Task objective
Will you write out the data exactly, excluding every picture?
— BEGIN Provided records —
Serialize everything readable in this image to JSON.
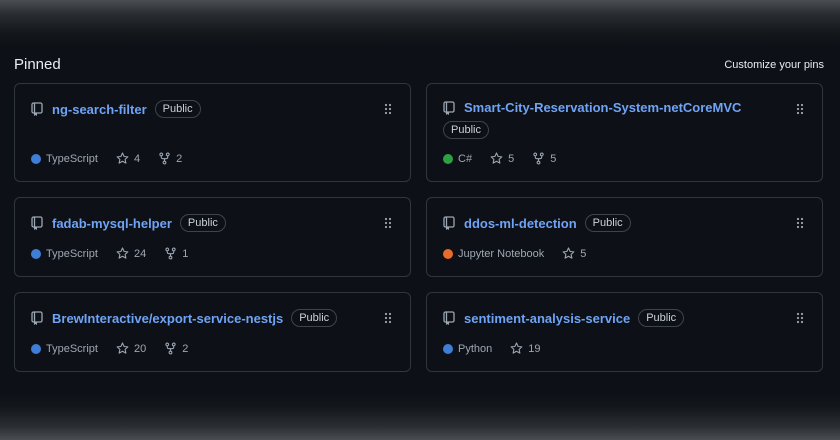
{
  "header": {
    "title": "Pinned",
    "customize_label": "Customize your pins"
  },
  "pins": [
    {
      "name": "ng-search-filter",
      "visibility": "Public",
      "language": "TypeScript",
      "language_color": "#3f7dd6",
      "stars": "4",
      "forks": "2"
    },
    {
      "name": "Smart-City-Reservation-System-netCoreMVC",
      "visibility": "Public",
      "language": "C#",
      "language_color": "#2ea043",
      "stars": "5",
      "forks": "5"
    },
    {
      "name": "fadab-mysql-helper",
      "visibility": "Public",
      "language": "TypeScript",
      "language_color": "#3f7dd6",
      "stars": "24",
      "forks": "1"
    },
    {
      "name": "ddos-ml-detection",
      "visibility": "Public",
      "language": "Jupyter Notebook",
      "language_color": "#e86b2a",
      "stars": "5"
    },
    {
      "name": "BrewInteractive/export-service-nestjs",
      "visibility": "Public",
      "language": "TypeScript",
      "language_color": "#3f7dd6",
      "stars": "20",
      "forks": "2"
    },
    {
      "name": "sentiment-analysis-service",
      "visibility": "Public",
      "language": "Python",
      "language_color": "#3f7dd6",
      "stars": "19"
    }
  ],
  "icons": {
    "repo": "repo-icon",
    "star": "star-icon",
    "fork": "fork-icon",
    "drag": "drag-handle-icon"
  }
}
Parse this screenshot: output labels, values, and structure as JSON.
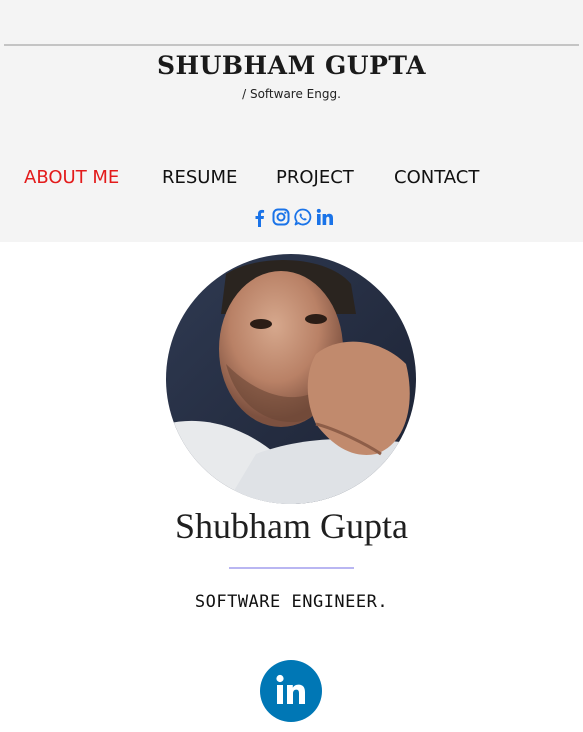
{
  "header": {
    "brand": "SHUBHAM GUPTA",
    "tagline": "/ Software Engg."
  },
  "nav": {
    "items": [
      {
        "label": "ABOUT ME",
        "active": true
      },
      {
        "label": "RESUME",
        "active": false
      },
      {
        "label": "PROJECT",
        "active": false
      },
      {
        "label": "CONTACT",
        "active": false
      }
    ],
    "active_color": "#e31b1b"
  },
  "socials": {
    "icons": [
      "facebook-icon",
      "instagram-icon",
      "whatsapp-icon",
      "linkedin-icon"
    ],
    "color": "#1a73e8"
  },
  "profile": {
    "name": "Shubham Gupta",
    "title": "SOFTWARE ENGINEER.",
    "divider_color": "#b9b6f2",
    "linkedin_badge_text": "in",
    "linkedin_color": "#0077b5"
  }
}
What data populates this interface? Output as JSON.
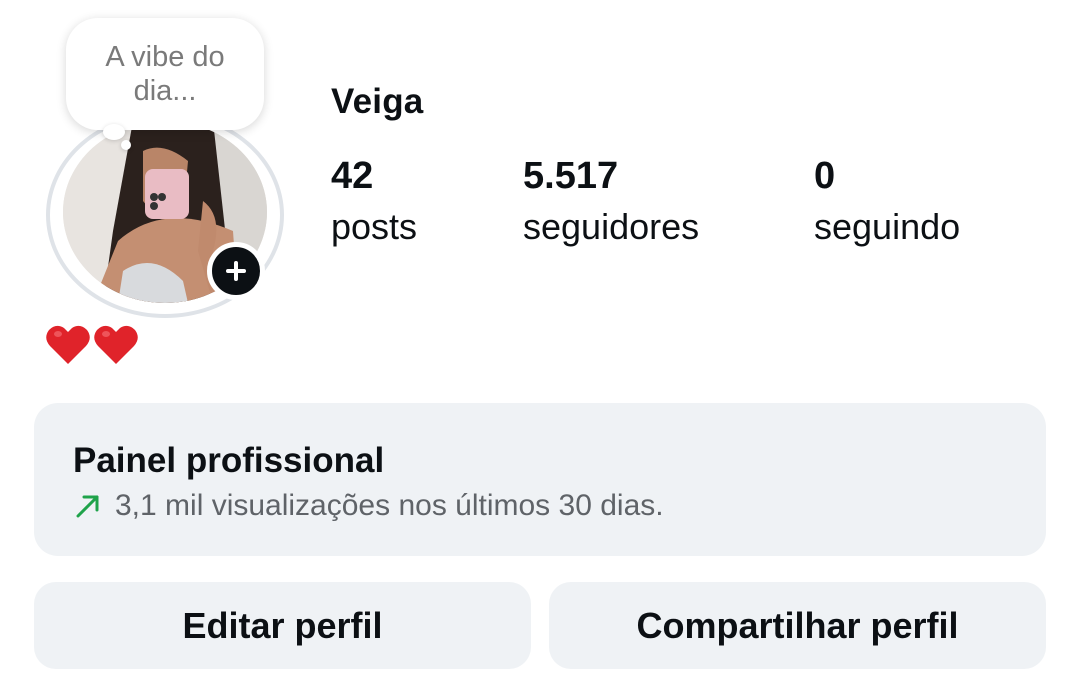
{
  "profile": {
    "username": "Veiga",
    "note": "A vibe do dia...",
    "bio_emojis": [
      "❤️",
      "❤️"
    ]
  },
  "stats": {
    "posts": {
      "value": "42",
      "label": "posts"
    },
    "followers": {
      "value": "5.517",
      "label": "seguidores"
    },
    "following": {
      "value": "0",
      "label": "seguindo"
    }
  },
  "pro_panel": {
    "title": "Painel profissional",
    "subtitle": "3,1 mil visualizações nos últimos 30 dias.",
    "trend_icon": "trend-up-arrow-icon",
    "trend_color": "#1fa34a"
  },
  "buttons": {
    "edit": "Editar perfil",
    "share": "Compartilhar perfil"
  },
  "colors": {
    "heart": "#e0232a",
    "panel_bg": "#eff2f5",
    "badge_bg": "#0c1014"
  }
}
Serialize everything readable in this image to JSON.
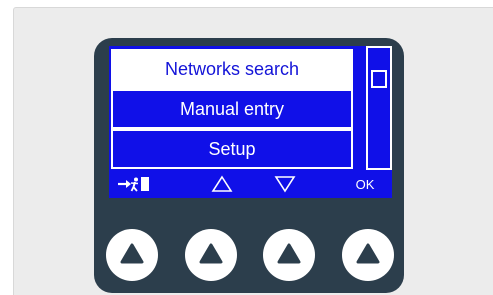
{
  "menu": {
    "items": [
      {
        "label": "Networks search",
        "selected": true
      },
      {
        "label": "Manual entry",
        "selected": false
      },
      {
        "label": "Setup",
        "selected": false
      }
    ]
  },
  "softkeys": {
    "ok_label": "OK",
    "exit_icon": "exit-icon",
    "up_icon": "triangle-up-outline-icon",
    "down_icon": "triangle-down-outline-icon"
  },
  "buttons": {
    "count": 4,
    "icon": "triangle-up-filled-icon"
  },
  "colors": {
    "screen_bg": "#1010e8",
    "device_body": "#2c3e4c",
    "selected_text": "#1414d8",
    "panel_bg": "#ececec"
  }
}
— END Provided records —
Task answer
Serialize everything readable in this image to JSON.
{
  "header": {
    "title": "Pinned",
    "customize_label": "Customize your pins"
  },
  "pins": [
    {
      "name": "ng-search-filter",
      "visibility": "Public",
      "language": "TypeScript",
      "language_color": "#3f7dd6",
      "stars": "4",
      "forks": "2"
    },
    {
      "name": "Smart-City-Reservation-System-netCoreMVC",
      "visibility": "Public",
      "language": "C#",
      "language_color": "#2ea043",
      "stars": "5",
      "forks": "5"
    },
    {
      "name": "fadab-mysql-helper",
      "visibility": "Public",
      "language": "TypeScript",
      "language_color": "#3f7dd6",
      "stars": "24",
      "forks": "1"
    },
    {
      "name": "ddos-ml-detection",
      "visibility": "Public",
      "language": "Jupyter Notebook",
      "language_color": "#e86b2a",
      "stars": "5"
    },
    {
      "name": "BrewInteractive/export-service-nestjs",
      "visibility": "Public",
      "language": "TypeScript",
      "language_color": "#3f7dd6",
      "stars": "20",
      "forks": "2"
    },
    {
      "name": "sentiment-analysis-service",
      "visibility": "Public",
      "language": "Python",
      "language_color": "#3f7dd6",
      "stars": "19"
    }
  ],
  "icons": {
    "repo": "repo-icon",
    "star": "star-icon",
    "fork": "fork-icon",
    "drag": "drag-handle-icon"
  }
}
Parse this screenshot: output labels, values, and structure as JSON.
{
  "header": {
    "brand": "SHUBHAM GUPTA",
    "tagline": "/ Software Engg."
  },
  "nav": {
    "items": [
      {
        "label": "ABOUT ME",
        "active": true
      },
      {
        "label": "RESUME",
        "active": false
      },
      {
        "label": "PROJECT",
        "active": false
      },
      {
        "label": "CONTACT",
        "active": false
      }
    ],
    "active_color": "#e31b1b"
  },
  "socials": {
    "icons": [
      "facebook-icon",
      "instagram-icon",
      "whatsapp-icon",
      "linkedin-icon"
    ],
    "color": "#1a73e8"
  },
  "profile": {
    "name": "Shubham Gupta",
    "title": "SOFTWARE ENGINEER.",
    "divider_color": "#b9b6f2",
    "linkedin_badge_text": "in",
    "linkedin_color": "#0077b5"
  }
}
What data populates this interface? Output as JSON.
{
  "profile": {
    "username": "Veiga",
    "note": "A vibe do dia...",
    "bio_emojis": [
      "❤️",
      "❤️"
    ]
  },
  "stats": {
    "posts": {
      "value": "42",
      "label": "posts"
    },
    "followers": {
      "value": "5.517",
      "label": "seguidores"
    },
    "following": {
      "value": "0",
      "label": "seguindo"
    }
  },
  "pro_panel": {
    "title": "Painel profissional",
    "subtitle": "3,1 mil visualizações nos últimos 30 dias.",
    "trend_icon": "trend-up-arrow-icon",
    "trend_color": "#1fa34a"
  },
  "buttons": {
    "edit": "Editar perfil",
    "share": "Compartilhar perfil"
  },
  "colors": {
    "heart": "#e0232a",
    "panel_bg": "#eff2f5",
    "badge_bg": "#0c1014"
  }
}
Serialize everything readable in this image to JSON.
{
  "menu": {
    "items": [
      {
        "label": "Networks search",
        "selected": true
      },
      {
        "label": "Manual entry",
        "selected": false
      },
      {
        "label": "Setup",
        "selected": false
      }
    ]
  },
  "softkeys": {
    "ok_label": "OK",
    "exit_icon": "exit-icon",
    "up_icon": "triangle-up-outline-icon",
    "down_icon": "triangle-down-outline-icon"
  },
  "buttons": {
    "count": 4,
    "icon": "triangle-up-filled-icon"
  },
  "colors": {
    "screen_bg": "#1010e8",
    "device_body": "#2c3e4c",
    "selected_text": "#1414d8",
    "panel_bg": "#ececec"
  }
}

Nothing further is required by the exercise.